• _EXERCISE OBJECTIVE_:
Of the lines in the records that follow, how many include the word "flooding"? Answer with a bare number.

— Begin WORKING DATA —

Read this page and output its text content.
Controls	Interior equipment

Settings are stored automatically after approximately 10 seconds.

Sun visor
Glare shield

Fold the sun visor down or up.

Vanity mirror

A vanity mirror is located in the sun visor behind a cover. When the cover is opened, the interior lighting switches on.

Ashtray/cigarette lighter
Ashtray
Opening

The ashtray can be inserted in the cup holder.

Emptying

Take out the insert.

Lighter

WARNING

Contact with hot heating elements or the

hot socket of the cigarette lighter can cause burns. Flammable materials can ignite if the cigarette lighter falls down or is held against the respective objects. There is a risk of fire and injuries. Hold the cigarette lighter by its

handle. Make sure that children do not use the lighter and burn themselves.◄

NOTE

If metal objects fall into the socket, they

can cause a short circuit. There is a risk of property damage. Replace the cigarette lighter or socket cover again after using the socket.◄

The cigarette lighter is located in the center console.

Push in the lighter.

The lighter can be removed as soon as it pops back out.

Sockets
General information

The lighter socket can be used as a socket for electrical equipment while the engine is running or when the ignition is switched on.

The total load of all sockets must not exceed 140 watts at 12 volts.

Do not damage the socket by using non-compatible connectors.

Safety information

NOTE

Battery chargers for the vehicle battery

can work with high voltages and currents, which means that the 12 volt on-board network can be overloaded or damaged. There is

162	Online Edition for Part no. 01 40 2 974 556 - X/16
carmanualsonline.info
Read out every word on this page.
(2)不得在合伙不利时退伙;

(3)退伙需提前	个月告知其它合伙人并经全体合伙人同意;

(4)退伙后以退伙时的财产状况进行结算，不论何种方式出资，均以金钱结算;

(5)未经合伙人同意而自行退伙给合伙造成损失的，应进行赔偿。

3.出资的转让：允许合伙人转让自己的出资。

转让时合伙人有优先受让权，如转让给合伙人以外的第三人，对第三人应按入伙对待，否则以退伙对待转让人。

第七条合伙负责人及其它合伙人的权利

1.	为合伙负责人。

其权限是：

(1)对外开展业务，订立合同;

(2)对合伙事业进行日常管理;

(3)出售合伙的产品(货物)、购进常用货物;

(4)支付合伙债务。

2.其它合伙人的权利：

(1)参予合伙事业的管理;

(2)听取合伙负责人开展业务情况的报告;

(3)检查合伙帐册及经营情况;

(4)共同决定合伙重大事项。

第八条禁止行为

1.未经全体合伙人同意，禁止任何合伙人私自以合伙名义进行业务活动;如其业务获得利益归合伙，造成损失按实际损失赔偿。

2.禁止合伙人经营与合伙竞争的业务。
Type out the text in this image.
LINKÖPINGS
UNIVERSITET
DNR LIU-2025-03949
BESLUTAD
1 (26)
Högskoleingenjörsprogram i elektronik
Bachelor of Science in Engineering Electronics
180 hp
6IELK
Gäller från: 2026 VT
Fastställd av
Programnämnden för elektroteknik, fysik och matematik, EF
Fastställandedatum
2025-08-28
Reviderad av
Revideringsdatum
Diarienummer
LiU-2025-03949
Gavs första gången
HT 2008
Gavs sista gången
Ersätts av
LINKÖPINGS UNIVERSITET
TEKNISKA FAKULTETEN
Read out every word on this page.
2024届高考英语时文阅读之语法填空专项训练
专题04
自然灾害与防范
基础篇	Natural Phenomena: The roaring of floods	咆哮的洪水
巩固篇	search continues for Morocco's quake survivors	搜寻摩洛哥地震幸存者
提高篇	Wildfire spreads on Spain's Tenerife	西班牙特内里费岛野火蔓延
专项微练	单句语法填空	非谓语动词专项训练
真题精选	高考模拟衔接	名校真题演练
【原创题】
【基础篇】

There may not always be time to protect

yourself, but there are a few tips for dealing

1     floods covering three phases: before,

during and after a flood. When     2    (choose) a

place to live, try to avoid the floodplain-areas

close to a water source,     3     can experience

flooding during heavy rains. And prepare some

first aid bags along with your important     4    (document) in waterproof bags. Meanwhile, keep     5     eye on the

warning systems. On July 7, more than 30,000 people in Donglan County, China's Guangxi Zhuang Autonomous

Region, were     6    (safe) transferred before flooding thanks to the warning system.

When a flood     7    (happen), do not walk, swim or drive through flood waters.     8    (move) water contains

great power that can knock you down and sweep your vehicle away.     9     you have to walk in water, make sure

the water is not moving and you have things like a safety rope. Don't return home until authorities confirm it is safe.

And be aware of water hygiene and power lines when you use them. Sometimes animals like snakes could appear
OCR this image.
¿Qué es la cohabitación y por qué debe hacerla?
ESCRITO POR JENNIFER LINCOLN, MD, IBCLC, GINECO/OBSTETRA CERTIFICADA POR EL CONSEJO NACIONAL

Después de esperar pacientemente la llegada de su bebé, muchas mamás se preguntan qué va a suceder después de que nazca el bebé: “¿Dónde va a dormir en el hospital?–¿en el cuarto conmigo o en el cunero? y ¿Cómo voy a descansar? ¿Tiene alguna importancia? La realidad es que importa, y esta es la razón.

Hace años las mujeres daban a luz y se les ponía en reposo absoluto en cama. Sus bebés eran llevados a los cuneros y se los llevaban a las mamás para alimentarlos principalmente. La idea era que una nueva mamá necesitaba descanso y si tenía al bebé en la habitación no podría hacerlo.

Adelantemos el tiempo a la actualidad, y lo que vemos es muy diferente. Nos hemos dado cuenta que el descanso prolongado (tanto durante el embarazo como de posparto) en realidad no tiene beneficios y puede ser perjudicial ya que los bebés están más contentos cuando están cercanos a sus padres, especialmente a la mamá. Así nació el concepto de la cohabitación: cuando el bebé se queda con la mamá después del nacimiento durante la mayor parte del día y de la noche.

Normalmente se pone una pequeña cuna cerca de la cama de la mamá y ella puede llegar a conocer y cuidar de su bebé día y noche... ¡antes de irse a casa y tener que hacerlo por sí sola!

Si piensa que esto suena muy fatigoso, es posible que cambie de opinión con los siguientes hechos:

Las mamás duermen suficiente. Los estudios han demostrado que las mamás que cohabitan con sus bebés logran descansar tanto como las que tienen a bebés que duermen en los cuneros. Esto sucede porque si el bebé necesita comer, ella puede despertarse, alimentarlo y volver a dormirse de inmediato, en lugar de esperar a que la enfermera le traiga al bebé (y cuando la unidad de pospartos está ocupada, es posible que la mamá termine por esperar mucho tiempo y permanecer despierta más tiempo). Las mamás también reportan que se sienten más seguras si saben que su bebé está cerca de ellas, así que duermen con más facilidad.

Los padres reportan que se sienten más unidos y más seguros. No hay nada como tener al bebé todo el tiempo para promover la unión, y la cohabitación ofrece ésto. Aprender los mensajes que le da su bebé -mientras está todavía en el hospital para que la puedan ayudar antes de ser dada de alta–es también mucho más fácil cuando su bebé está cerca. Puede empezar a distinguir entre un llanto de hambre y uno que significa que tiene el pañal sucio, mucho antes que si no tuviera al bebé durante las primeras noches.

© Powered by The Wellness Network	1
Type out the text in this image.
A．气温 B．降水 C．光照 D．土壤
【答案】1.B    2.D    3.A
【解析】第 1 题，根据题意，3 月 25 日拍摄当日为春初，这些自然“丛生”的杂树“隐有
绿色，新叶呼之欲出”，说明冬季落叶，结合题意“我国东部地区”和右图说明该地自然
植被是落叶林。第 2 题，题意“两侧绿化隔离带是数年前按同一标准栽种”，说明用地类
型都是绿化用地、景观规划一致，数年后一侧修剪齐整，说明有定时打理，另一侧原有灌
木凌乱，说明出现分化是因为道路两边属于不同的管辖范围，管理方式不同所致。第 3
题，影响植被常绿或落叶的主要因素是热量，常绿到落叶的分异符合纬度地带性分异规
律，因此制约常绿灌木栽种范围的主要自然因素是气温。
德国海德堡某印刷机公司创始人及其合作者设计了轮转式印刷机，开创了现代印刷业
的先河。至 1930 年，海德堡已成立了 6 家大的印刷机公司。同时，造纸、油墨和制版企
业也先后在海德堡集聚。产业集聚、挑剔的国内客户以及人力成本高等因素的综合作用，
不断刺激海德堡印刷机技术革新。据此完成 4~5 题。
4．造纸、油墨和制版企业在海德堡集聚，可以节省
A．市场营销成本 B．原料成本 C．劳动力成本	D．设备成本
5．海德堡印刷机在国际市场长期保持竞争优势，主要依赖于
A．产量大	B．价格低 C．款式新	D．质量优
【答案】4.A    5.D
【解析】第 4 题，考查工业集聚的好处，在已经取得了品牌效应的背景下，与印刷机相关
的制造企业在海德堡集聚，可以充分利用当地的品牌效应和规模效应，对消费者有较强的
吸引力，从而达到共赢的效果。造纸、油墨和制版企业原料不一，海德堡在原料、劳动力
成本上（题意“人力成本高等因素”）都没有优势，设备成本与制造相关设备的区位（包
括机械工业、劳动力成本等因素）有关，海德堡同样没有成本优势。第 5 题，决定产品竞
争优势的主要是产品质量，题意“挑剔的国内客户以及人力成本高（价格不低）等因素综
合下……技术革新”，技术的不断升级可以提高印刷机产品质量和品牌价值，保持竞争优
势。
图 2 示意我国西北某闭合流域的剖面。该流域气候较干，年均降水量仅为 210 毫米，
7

— End WORKING DATA —

• _FINAL RESULT_:
2